#### TASK DATA
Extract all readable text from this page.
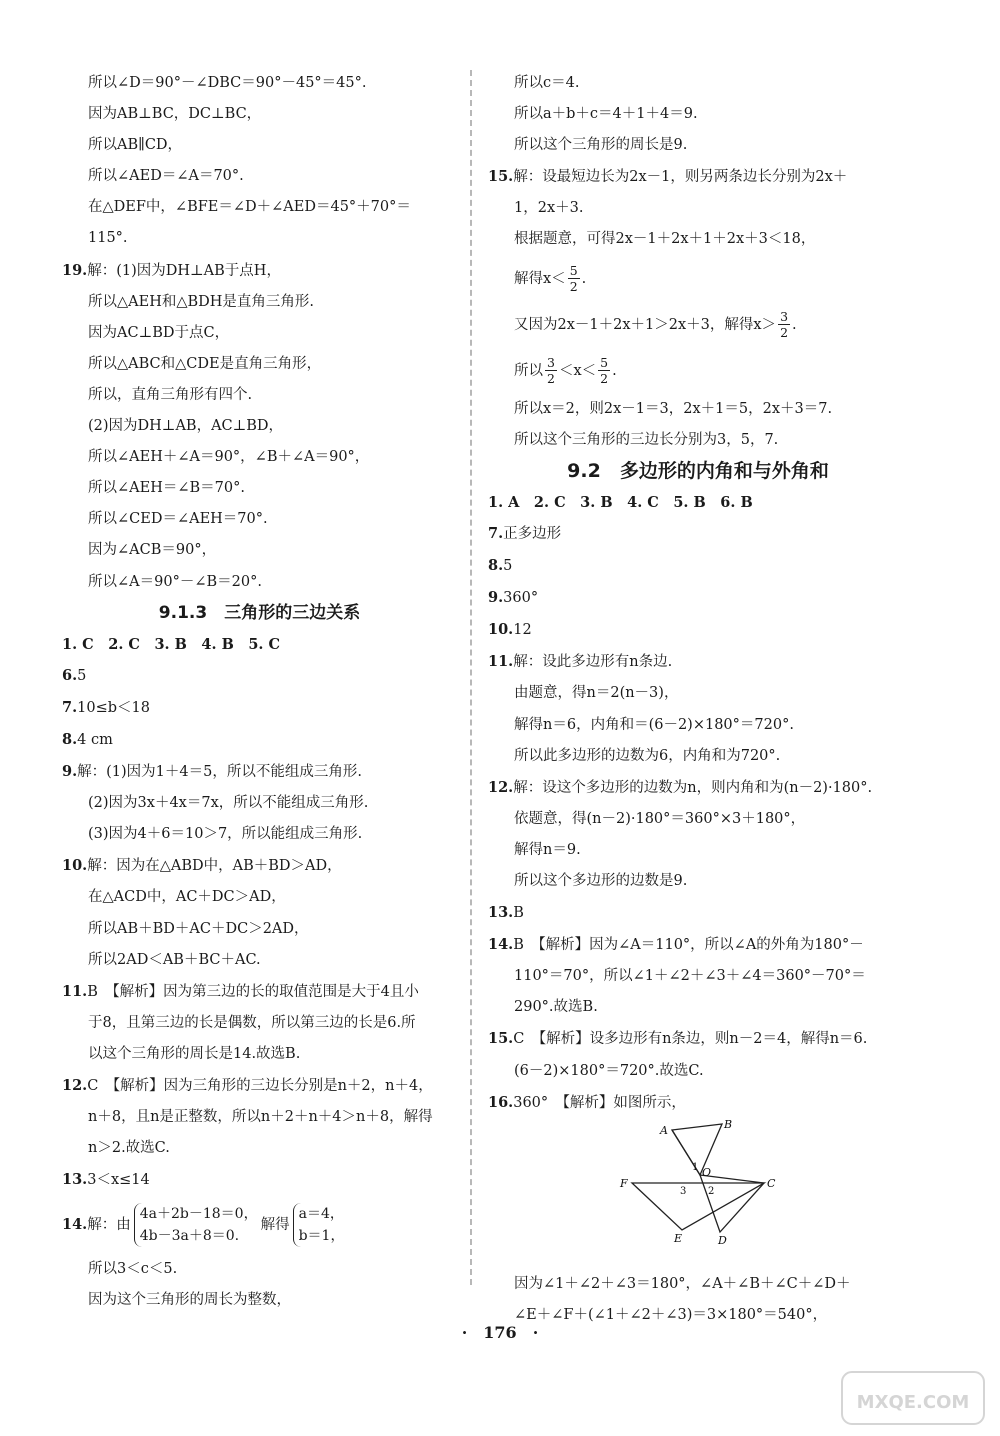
所以∠D＝90°－∠DBC＝90°－45°＝45°.
因为AB⊥BC，DC⊥BC，
所以AB∥CD，
所以∠AED＝∠A＝70°.
在△DEF中，∠BFE＝∠D＋∠AED＝45°＋70°＝
115°.
19.解：(1)因为DH⊥AB于点H，
所以△AEH和△BDH是直角三角形.
因为AC⊥BD于点C，
所以△ABC和△CDE是直角三角形，
所以，直角三角形有四个.
(2)因为DH⊥AB，AC⊥BD，
所以∠AEH＋∠A＝90°，∠B＋∠A＝90°，
所以∠AEH＝∠B＝70°.
所以∠CED＝∠AEH＝70°.
因为∠ACB＝90°，
所以∠A＝90°－∠B＝20°.
9.1.3　三角形的三边关系
1. C　2. C　3. B　4. B　5. C
6.5
7.10≤b＜18
8.4 cm
9.解：(1)因为1＋4＝5，所以不能组成三角形.
(2)因为3x＋4x＝7x，所以不能组成三角形.
(3)因为4＋6＝10＞7，所以能组成三角形.
10.解：因为在△ABD中，AB＋BD＞AD，
在△ACD中，AC＋DC＞AD，
所以AB＋BD＋AC＋DC＞2AD，
所以2AD＜AB＋BC＋AC.
11.B　【解析】因为第三边的长的取值范围是大于4且小
于8，且第三边的长是偶数，所以第三边的长是6.所
以这个三角形的周长是14.故选B.
12.C　【解析】因为三角形的三边长分别是n＋2，n＋4，
n＋8，且n是正整数，所以n＋2＋n＋4＞n＋8，解得
n＞2.故选C.
13.3＜x≤14
14.解：由
4a＋2b－18＝0，
4b－3a＋8＝0.
解得
a＝4，
b＝1，
所以3＜c＜5.
因为这个三角形的周长为整数，
所以c＝4.
所以a＋b＋c＝4＋1＋4＝9.
所以这个三角形的周长是9.
15.解：设最短边长为2x－1，则另两条边长分别为2x＋
1，2x＋3.
根据题意，可得2x－1＋2x＋1＋2x＋3＜18，
解得$x< \frac{5}{2}$ .
又因为2x－1＋2x＋1＞2x＋3，解得$x> \frac{3}{2}$ .
所以 $\frac{3}{2} <x< \frac{5}{2}$ .
所以x＝2，则2x－1＝3，2x＋1＝5，2x＋3＝7.
所以这个三角形的三边长分别为3，5，7.
9.2　多边形的内角和与外角和
1. A　2. C　3. B　4. C　5. B　6. B
7.正多边形
8.5
9.360°
10.12
11.解：设此多边形有n条边.
由题意，得n＝2(n－3)，
解得n＝6，内角和＝(6－2)×180°＝720°.
所以此多边形的边数为6，内角和为720°.
12.解：设这个多边形的边数为n，则内角和为(n－2)·180°.
依题意，得(n－2)·180°＝360°×3＋180°，
解得n＝9.
所以这个多边形的边数是9.
13.B
14.B　【解析】因为∠A＝110°，所以∠A的外角为180°－
110°＝70°，所以∠1＋∠2＋∠3＋∠4＝360°－70°＝
290°.故选B.
15.C　【解析】设多边形有n条边，则n－2＝4，解得n＝6.
(6－2)×180°＝720°.故选C.
16.360°　【解析】如图所示，
因为∠1＋∠2＋∠3＝180°，∠A＋∠B＋∠C＋∠D＋
∠E＋∠F＋(∠1＋∠2＋∠3)＝3×180°＝540°，
A	B
C
D
E
F
O
1
2
3
·　176　·
MXQE.COM
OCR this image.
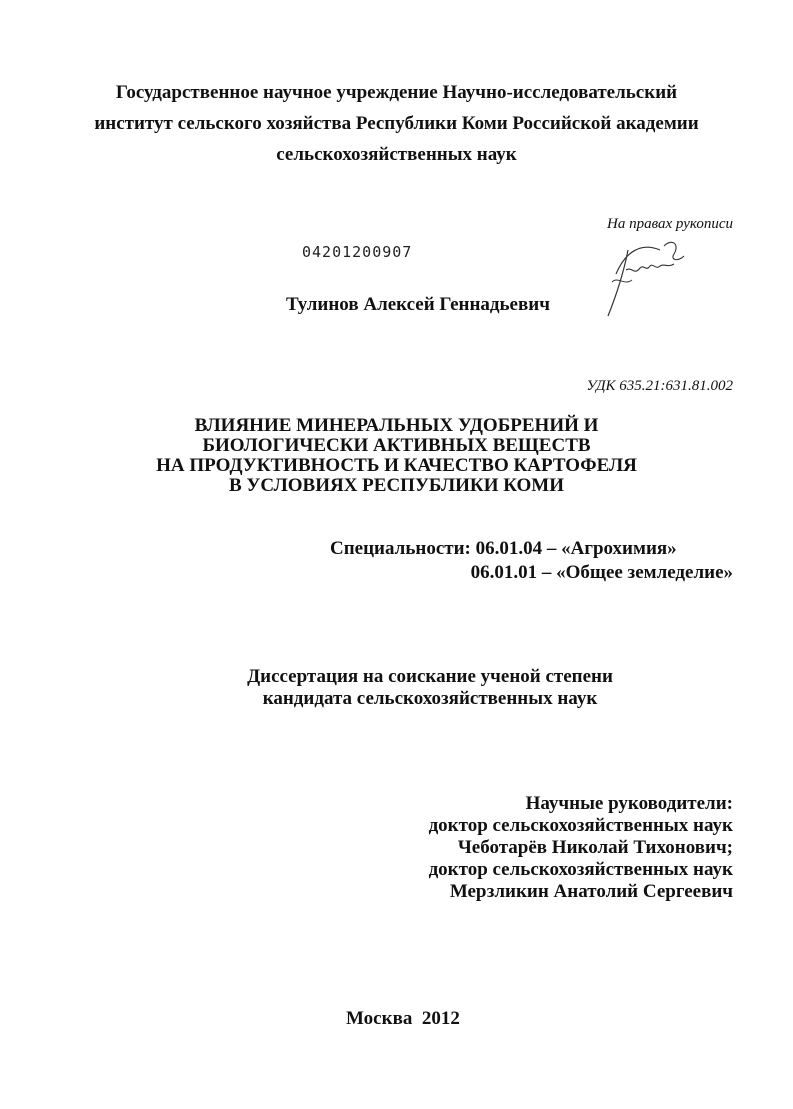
Государственное научное учреждение Научно-исследовательский
институт сельского хозяйства Республики Коми Российской академии
сельскохозяйственных наук
На правах рукописи
04201200907
Тулинов Алексей Геннадьевич
УДК 635.21:631.81.002
ВЛИЯНИЕ МИНЕРАЛЬНЫХ УДОБРЕНИЙ И
БИОЛОГИЧЕСКИ АКТИВНЫХ ВЕЩЕСТВ
НА ПРОДУКТИВНОСТЬ И КАЧЕСТВО КАРТОФЕЛЯ
В УСЛОВИЯХ РЕСПУБЛИКИ КОМИ
Специальности: 06.01.04 – «Агрохимия»
06.01.01 – «Общее земледелие»
Диссертация на соискание ученой степени
кандидата сельскохозяйственных наук
Научные руководители:
доктор сельскохозяйственных наук
Чеботарёв Николай Тихонович;
доктор сельскохозяйственных наук
Мерзликин Анатолий Сергеевич
Москва  2012
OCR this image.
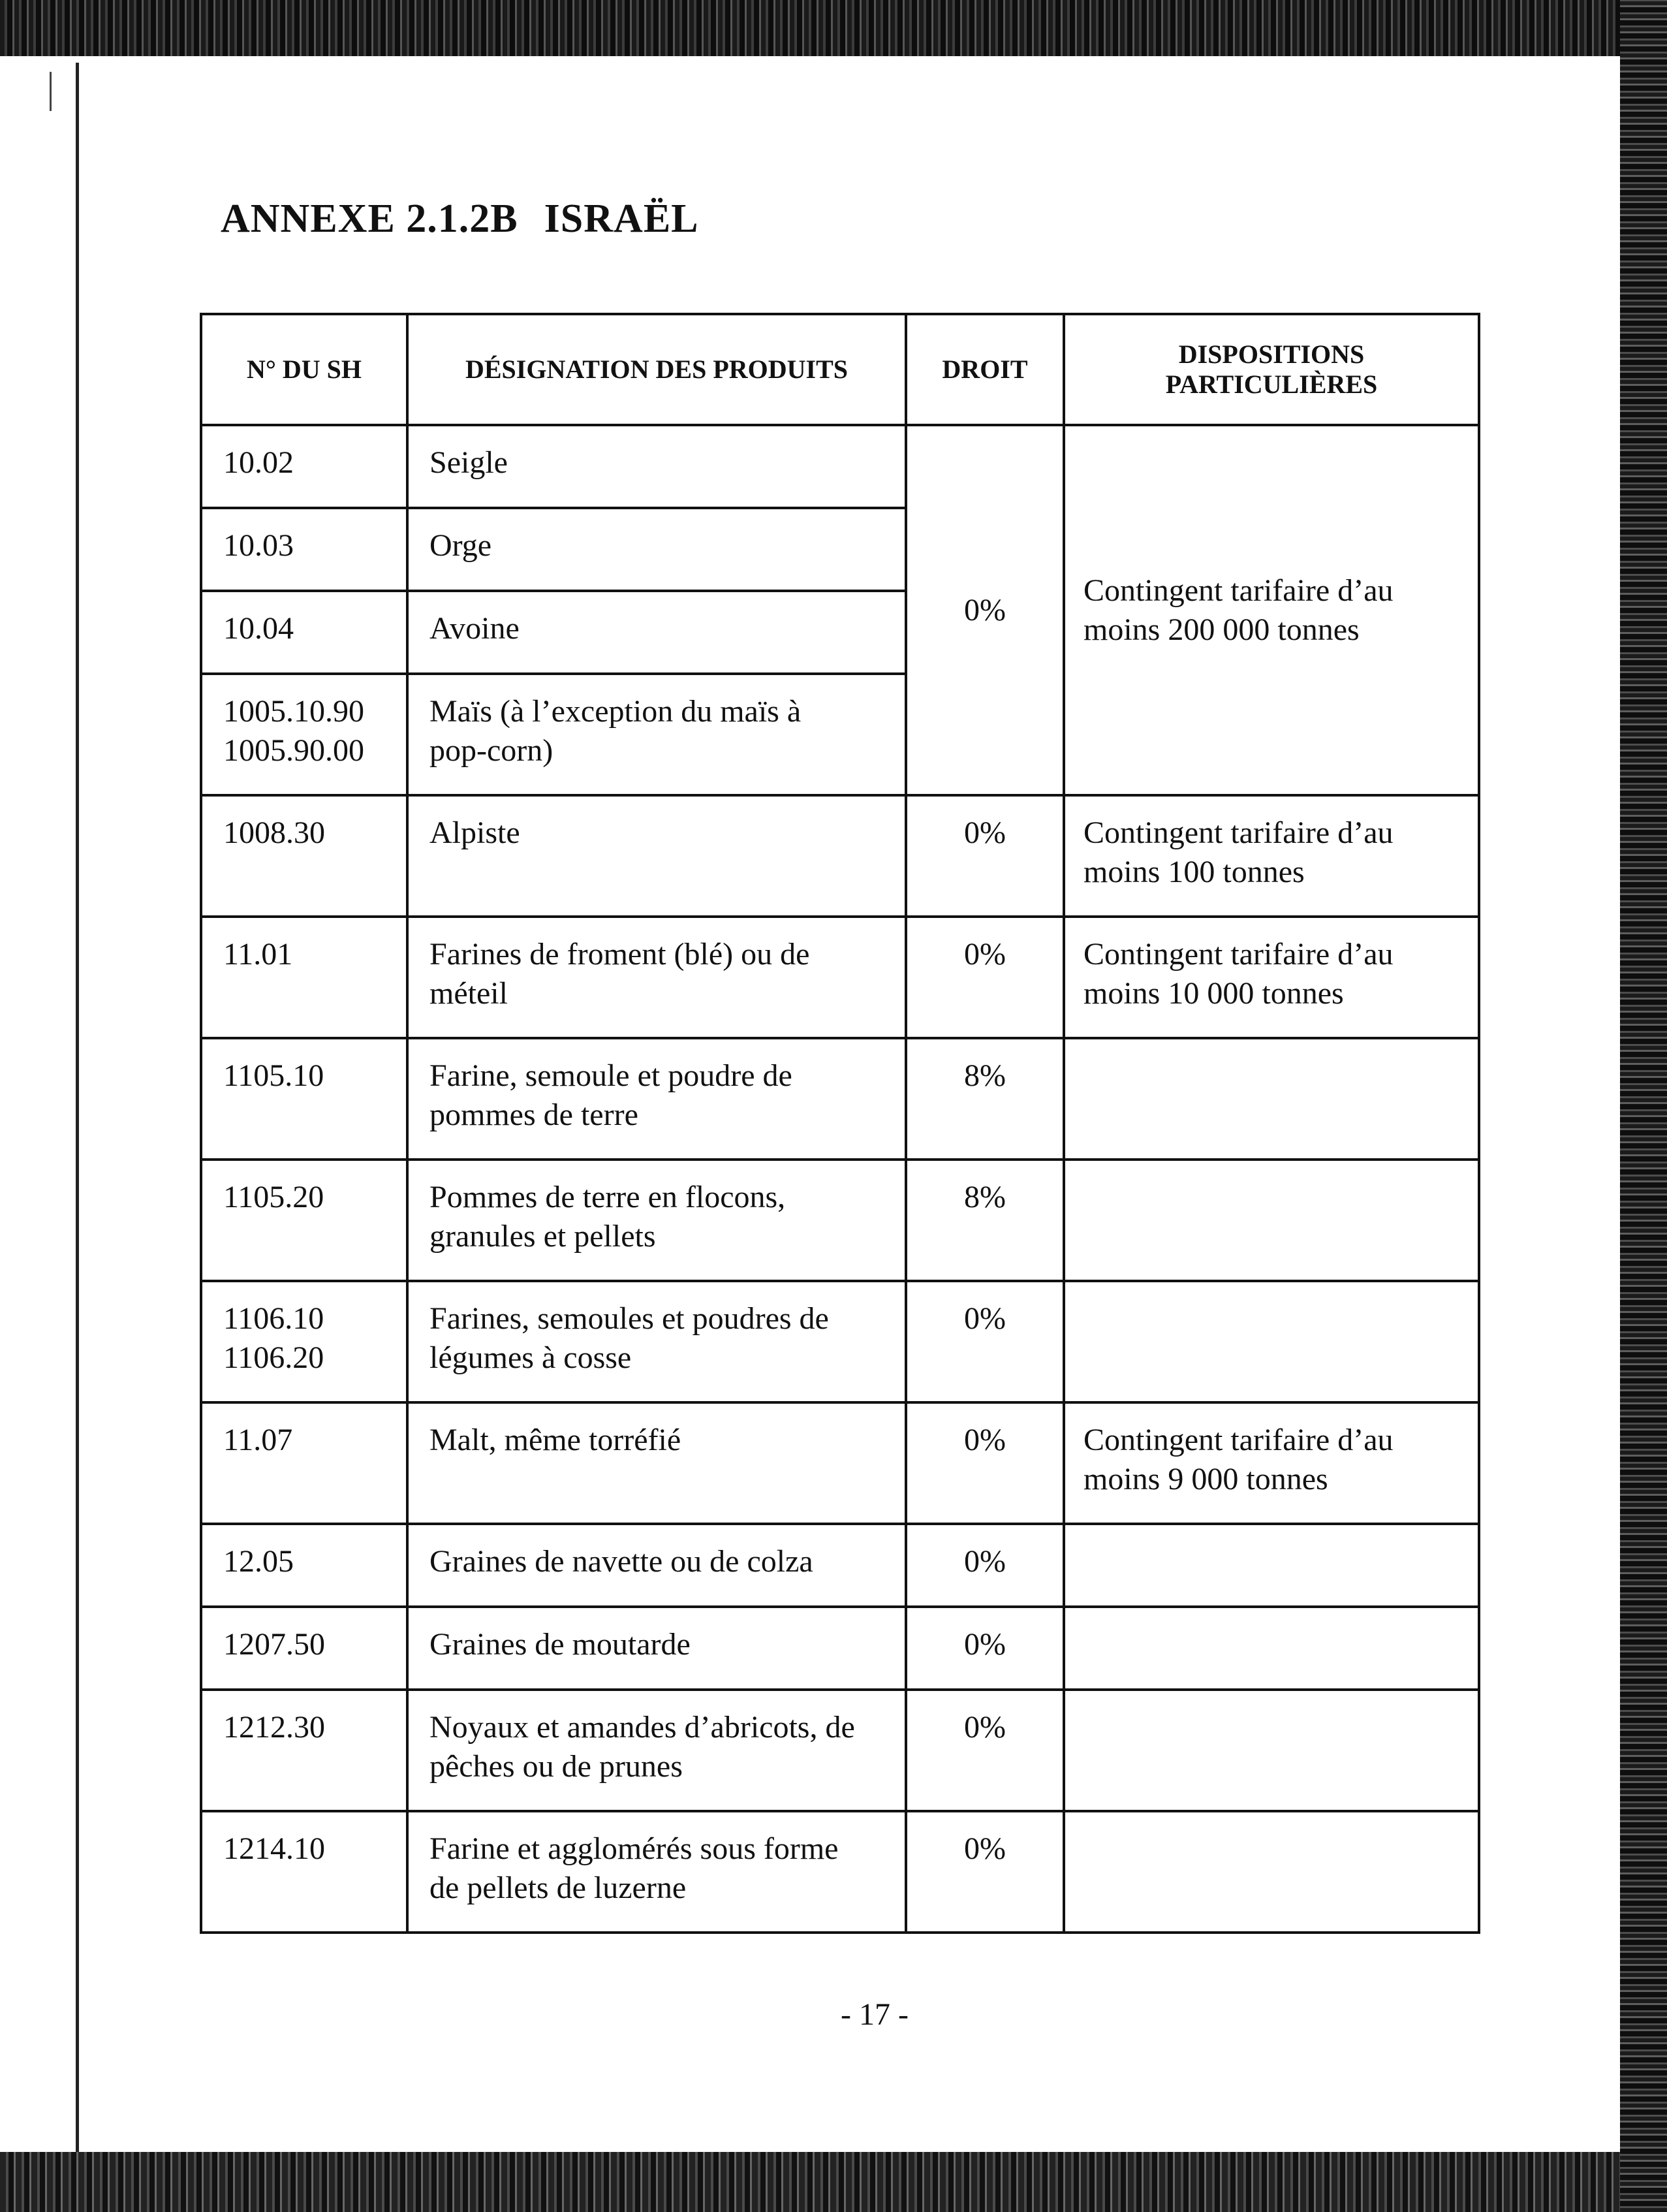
ANNEXE 2.1.2B ISRAËL
N° DU SH	DÉSIGNATION DES PRODUITS	DROIT	DISPOSITIONS
PARTICULIÈRES

10.02	Seigle	0%	Contingent tarifaire d’au
moins 200 000 tonnes

10.03	Orge		

10.04	Avoine		

1005.10.90
1005.90.00	Maïs (à l’exception du maïs à
pop-corn)		

1008.30	Alpiste	0%	Contingent tarifaire d’au
moins 100 tonnes

11.01	Farines de froment (blé) ou de
méteil	0%	Contingent tarifaire d’au
moins 10 000 tonnes

1105.10	Farine, semoule et poudre de
pommes de terre	8%	

1105.20	Pommes de terre en flocons,
granules et pellets	8%	

1106.10
1106.20	Farines, semoules et poudres de
légumes à cosse	0%	

11.07	Malt, même torréfié	0%	Contingent tarifaire d’au
moins 9 000 tonnes

12.05	Graines de navette ou de colza	0%	

1207.50	Graines de moutarde	0%	

1212.30	Noyaux et amandes d’abricots, de
pêches ou de prunes	0%	

1214.10	Farine et agglomérés sous forme
de pellets de luzerne	0%	
- 17 -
########
Leave every image out, and retype the material exactly.

Extract all readable text from this page.
所以∠D＝90°－∠DBC＝90°－45°＝45°.
因为AB⊥BC，DC⊥BC，
所以AB∥CD，
所以∠AED＝∠A＝70°.
在△DEF中，∠BFE＝∠D＋∠AED＝45°＋70°＝
115°.
19.解：(1)因为DH⊥AB于点H，
所以△AEH和△BDH是直角三角形.
因为AC⊥BD于点C，
所以△ABC和△CDE是直角三角形，
所以，直角三角形有四个.
(2)因为DH⊥AB，AC⊥BD，
所以∠AEH＋∠A＝90°，∠B＋∠A＝90°，
所以∠AEH＝∠B＝70°.
所以∠CED＝∠AEH＝70°.
因为∠ACB＝90°，
所以∠A＝90°－∠B＝20°.
9.1.3　三角形的三边关系
1. C　2. C　3. B　4. B　5. C
6.5
7.10≤b＜18
8.4 cm
9.解：(1)因为1＋4＝5，所以不能组成三角形.
(2)因为3x＋4x＝7x，所以不能组成三角形.
(3)因为4＋6＝10＞7，所以能组成三角形.
10.解：因为在△ABD中，AB＋BD＞AD，
在△ACD中，AC＋DC＞AD，
所以AB＋BD＋AC＋DC＞2AD，
所以2AD＜AB＋BC＋AC.
11.B　【解析】因为第三边的长的取值范围是大于4且小
于8，且第三边的长是偶数，所以第三边的长是6.所
以这个三角形的周长是14.故选B.
12.C　【解析】因为三角形的三边长分别是n＋2，n＋4，
n＋8，且n是正整数，所以n＋2＋n＋4＞n＋8，解得
n＞2.故选C.
13.3＜x≤14
14.解：由
4a＋2b－18＝0，
4b－3a＋8＝0.
解得
a＝4，
b＝1，
所以3＜c＜5.
因为这个三角形的周长为整数，
所以c＝4.
所以a＋b＋c＝4＋1＋4＝9.
所以这个三角形的周长是9.
15.解：设最短边长为2x－1，则另两条边长分别为2x＋
1，2x＋3.
根据题意，可得2x－1＋2x＋1＋2x＋3＜18，
解得$x< \frac{5}{2}$ .
又因为2x－1＋2x＋1＞2x＋3，解得$x> \frac{3}{2}$ .
所以 $\frac{3}{2} <x< \frac{5}{2}$ .
所以x＝2，则2x－1＝3，2x＋1＝5，2x＋3＝7.
所以这个三角形的三边长分别为3，5，7.
9.2　多边形的内角和与外角和
1. A　2. C　3. B　4. C　5. B　6. B
7.正多边形
8.5
9.360°
10.12
11.解：设此多边形有n条边.
由题意，得n＝2(n－3)，
解得n＝6，内角和＝(6－2)×180°＝720°.
所以此多边形的边数为6，内角和为720°.
12.解：设这个多边形的边数为n，则内角和为(n－2)·180°.
依题意，得(n－2)·180°＝360°×3＋180°，
解得n＝9.
所以这个多边形的边数是9.
13.B
14.B　【解析】因为∠A＝110°，所以∠A的外角为180°－
110°＝70°，所以∠1＋∠2＋∠3＋∠4＝360°－70°＝
290°.故选B.
15.C　【解析】设多边形有n条边，则n－2＝4，解得n＝6.
(6－2)×180°＝720°.故选C.
16.360°　【解析】如图所示，
因为∠1＋∠2＋∠3＝180°，∠A＋∠B＋∠C＋∠D＋
∠E＋∠F＋(∠1＋∠2＋∠3)＝3×180°＝540°，
A	B
C
D
E
F
O
1
2
3
·　176　·
MXQE.COM
OCR this image.
Государственное научное учреждение Научно-исследовательский
институт сельского хозяйства Республики Коми Российской академии
сельскохозяйственных наук
На правах рукописи
04201200907
Тулинов Алексей Геннадьевич
УДК 635.21:631.81.002
ВЛИЯНИЕ МИНЕРАЛЬНЫХ УДОБРЕНИЙ И
БИОЛОГИЧЕСКИ АКТИВНЫХ ВЕЩЕСТВ
НА ПРОДУКТИВНОСТЬ И КАЧЕСТВО КАРТОФЕЛЯ
В УСЛОВИЯХ РЕСПУБЛИКИ КОМИ
Специальности: 06.01.04 – «Агрохимия»
06.01.01 – «Общее земледелие»
Диссертация на соискание ученой степени
кандидата сельскохозяйственных наук
Научные руководители:
доктор сельскохозяйственных наук
Чеботарёв Николай Тихонович;
доктор сельскохозяйственных наук
Мерзликин Анатолий Сергеевич
Москва  2012
OCR this image.
ANNEXE 2.1.2B ISRAËL
N° DU SH	DÉSIGNATION DES PRODUITS	DROIT	DISPOSITIONS
PARTICULIÈRES

10.02	Seigle	0%	Contingent tarifaire d’au
moins 200 000 tonnes

10.03	Orge		

10.04	Avoine		

1005.10.90
1005.90.00	Maïs (à l’exception du maïs à
pop-corn)		

1008.30	Alpiste	0%	Contingent tarifaire d’au
moins 100 tonnes

11.01	Farines de froment (blé) ou de
méteil	0%	Contingent tarifaire d’au
moins 10 000 tonnes

1105.10	Farine, semoule et poudre de
pommes de terre	8%	

1105.20	Pommes de terre en flocons,
granules et pellets	8%	

1106.10
1106.20	Farines, semoules et poudres de
légumes à cosse	0%	

11.07	Malt, même torréfié	0%	Contingent tarifaire d’au
moins 9 000 tonnes

12.05	Graines de navette ou de colza	0%	

1207.50	Graines de moutarde	0%	

1212.30	Noyaux et amandes d’abricots, de
pêches ou de prunes	0%	

1214.10	Farine et agglomérés sous forme
de pellets de luzerne	0%	
- 17 -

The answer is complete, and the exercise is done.